- _YOUR OBJECTIVE_
Go through the data below and gather each line containing "that".

- _INPUT RECORDS_

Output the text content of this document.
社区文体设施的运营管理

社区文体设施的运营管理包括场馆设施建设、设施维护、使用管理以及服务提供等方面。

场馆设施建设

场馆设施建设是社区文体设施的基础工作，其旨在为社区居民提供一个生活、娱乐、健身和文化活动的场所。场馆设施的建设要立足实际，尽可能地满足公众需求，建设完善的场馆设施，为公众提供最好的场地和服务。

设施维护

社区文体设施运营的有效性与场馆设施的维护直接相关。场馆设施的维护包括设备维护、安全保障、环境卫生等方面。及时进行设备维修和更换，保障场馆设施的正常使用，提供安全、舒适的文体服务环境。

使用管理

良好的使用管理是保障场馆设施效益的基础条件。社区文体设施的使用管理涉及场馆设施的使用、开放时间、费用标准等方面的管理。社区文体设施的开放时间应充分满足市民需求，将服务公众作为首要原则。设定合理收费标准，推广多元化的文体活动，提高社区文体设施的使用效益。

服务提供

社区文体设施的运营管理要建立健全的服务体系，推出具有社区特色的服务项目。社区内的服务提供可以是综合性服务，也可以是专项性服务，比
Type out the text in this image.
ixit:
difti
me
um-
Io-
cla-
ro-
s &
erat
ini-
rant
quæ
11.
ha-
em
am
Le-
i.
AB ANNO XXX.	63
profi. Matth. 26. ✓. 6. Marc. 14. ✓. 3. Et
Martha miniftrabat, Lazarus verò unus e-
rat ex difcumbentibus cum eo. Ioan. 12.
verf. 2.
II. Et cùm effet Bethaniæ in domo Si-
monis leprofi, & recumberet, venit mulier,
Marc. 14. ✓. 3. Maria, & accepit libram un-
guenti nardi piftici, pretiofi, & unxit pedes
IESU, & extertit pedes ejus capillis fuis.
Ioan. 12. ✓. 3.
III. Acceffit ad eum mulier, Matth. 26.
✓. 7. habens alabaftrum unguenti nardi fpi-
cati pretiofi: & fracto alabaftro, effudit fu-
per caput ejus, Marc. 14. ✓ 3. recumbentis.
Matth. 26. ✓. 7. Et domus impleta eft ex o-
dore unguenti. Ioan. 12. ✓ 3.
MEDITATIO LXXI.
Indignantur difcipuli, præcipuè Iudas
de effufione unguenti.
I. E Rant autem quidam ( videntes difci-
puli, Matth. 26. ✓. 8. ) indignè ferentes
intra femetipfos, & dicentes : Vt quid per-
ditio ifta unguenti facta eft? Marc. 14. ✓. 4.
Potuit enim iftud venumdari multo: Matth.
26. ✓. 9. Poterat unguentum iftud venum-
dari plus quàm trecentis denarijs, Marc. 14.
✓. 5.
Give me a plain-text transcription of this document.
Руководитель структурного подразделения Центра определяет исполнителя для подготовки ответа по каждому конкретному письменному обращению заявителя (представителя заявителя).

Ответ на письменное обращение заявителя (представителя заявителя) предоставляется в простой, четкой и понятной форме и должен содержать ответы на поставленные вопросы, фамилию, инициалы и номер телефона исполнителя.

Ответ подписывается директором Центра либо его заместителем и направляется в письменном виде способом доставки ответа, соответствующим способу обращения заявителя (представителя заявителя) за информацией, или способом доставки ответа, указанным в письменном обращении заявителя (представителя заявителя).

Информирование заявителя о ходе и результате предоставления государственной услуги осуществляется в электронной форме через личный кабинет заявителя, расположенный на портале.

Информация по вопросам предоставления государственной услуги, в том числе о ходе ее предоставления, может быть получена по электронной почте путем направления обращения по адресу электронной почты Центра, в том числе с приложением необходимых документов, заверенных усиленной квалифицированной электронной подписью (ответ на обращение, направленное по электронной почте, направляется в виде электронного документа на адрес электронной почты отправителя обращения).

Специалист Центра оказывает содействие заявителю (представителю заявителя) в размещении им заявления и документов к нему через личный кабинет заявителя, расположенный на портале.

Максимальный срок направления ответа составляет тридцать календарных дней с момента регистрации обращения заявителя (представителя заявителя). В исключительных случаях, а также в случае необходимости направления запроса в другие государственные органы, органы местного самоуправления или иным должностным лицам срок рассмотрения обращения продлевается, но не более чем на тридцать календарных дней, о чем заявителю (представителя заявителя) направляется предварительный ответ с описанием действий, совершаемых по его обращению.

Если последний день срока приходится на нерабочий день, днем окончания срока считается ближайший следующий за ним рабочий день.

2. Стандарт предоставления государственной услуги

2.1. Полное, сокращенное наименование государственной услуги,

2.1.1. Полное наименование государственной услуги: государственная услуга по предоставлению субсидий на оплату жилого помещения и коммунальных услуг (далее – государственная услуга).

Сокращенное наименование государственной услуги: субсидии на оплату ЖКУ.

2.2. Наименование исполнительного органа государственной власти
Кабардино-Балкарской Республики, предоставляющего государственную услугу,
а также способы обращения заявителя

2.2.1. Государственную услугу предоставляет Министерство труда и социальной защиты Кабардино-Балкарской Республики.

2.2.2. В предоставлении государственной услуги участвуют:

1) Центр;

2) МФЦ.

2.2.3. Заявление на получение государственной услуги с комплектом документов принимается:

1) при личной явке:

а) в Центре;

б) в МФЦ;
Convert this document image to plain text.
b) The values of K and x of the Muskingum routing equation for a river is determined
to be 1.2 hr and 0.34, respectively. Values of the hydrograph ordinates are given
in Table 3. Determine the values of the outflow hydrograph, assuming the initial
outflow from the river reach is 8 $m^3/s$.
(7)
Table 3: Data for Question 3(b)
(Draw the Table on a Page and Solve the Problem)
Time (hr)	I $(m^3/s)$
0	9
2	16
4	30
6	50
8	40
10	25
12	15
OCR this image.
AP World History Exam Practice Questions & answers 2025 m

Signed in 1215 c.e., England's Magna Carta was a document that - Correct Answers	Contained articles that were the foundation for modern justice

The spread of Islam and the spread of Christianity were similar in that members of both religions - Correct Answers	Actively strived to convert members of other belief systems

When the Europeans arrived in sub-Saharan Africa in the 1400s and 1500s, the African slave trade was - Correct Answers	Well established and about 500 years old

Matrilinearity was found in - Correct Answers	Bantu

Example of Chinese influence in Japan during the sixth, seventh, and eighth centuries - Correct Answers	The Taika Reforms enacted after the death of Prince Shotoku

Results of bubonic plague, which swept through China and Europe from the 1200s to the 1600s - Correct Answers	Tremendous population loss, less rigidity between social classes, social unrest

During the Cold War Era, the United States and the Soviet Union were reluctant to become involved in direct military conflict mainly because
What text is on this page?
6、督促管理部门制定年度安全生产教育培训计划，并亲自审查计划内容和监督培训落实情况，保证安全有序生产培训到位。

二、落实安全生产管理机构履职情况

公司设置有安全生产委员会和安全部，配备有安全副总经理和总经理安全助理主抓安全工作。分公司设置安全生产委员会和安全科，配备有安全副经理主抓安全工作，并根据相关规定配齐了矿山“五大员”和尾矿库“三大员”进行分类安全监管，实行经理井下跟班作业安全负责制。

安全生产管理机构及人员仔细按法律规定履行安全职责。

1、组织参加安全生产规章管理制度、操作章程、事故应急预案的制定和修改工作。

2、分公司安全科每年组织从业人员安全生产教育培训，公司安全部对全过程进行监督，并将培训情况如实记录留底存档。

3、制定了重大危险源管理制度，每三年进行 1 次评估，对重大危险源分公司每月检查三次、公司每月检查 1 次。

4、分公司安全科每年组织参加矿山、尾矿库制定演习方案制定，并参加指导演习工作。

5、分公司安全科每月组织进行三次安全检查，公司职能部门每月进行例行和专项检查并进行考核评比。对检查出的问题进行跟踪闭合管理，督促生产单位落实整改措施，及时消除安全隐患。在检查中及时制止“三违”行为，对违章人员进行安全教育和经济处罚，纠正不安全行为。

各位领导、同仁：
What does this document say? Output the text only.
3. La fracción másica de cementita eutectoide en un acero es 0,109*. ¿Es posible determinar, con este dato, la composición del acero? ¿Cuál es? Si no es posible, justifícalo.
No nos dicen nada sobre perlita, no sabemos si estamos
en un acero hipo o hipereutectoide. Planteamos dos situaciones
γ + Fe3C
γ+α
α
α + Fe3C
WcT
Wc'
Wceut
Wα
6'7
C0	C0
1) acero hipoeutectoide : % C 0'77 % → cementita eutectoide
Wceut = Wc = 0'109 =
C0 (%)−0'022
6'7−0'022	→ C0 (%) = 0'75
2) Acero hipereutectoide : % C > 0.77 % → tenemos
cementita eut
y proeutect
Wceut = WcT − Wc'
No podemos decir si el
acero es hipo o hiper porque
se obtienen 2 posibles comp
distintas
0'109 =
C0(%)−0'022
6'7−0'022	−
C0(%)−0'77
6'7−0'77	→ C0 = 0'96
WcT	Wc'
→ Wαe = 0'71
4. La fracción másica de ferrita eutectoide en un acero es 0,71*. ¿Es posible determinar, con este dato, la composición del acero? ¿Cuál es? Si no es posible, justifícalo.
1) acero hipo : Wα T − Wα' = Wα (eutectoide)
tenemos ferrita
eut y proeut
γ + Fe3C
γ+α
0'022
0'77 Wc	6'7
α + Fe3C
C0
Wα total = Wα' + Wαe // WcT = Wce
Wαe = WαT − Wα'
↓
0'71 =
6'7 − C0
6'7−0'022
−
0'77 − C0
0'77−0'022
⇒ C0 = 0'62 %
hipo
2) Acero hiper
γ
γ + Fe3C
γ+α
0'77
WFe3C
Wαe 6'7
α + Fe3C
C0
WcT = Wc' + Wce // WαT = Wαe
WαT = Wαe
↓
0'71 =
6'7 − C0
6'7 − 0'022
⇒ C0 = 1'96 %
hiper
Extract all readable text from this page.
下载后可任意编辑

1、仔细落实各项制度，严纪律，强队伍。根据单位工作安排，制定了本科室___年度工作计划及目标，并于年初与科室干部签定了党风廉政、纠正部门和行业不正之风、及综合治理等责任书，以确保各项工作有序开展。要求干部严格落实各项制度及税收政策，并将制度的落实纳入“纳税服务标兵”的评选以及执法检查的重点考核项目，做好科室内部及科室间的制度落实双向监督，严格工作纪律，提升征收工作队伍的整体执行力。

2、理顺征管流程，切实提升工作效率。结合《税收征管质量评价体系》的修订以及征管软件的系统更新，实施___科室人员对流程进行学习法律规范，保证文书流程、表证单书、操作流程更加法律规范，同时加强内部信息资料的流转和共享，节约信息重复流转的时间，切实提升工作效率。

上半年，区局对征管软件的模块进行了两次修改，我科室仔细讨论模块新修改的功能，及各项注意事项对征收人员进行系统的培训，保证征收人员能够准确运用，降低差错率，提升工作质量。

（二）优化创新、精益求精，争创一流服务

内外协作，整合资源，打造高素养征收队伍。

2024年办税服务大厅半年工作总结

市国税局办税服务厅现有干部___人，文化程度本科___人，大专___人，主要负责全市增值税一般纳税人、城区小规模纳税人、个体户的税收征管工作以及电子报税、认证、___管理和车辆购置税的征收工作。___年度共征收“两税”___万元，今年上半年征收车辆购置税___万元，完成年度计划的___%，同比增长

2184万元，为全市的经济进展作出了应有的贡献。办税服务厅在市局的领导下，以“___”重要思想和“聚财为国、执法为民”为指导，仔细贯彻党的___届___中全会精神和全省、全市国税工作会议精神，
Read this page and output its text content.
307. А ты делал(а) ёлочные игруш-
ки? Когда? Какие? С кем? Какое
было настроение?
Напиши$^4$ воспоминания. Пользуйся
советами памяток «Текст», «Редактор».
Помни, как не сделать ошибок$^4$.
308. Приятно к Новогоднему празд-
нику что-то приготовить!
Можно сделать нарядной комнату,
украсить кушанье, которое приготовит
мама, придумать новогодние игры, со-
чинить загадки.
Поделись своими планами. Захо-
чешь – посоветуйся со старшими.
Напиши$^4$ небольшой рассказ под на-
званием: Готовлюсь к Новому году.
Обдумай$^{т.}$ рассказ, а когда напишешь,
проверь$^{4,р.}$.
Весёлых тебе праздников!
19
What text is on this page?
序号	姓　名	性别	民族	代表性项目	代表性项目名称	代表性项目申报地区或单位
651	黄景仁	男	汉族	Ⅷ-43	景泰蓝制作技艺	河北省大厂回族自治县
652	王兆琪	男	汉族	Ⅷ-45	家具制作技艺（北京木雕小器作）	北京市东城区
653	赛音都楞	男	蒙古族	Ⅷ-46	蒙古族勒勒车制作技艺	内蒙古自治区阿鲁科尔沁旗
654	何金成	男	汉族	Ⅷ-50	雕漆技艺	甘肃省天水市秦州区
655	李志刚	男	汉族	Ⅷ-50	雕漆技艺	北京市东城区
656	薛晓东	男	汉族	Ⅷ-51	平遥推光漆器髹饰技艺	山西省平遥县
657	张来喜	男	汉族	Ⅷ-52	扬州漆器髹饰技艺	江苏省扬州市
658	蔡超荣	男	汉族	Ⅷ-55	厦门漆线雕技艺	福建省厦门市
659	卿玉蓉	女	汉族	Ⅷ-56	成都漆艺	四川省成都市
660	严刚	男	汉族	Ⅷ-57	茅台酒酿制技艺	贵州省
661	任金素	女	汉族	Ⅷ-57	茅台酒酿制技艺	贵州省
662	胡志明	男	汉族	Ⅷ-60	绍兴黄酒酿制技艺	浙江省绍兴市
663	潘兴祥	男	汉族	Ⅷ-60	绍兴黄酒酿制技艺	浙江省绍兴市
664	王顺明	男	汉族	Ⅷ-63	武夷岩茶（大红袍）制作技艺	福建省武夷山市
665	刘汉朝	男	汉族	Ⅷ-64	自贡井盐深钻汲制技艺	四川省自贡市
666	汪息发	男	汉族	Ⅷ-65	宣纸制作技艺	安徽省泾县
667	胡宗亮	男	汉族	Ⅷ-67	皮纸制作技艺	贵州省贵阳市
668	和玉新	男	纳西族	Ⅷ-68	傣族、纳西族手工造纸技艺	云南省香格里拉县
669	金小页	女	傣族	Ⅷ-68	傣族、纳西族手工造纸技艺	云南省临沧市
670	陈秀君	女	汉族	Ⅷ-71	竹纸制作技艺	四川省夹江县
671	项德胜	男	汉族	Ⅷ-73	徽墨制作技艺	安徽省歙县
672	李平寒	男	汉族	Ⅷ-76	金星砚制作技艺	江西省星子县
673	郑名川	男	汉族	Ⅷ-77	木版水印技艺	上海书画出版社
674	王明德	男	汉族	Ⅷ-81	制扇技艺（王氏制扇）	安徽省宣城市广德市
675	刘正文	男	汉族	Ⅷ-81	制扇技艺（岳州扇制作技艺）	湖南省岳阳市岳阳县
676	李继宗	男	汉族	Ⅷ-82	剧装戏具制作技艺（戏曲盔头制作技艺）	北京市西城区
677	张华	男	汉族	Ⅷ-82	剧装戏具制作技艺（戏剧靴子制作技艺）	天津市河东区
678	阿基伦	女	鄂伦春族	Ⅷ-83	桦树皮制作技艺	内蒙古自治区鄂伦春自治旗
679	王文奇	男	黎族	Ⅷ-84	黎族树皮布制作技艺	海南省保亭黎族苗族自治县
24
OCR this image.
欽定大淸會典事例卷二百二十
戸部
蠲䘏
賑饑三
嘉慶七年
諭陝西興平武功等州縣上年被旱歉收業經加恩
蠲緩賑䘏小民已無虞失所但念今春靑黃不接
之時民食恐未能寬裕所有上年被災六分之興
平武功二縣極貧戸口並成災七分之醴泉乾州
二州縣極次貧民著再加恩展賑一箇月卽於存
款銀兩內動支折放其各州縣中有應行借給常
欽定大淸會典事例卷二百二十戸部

- _WRITTEN RESPONSE_
Signed in 1215 c.e., England's Magna Carta was a document that - Correct Answers	Contained articles that were the foundation for modern justice
The spread of Islam and the spread of Christianity were similar in that members of both religions - Correct Answers	Actively strived to convert members of other belief systems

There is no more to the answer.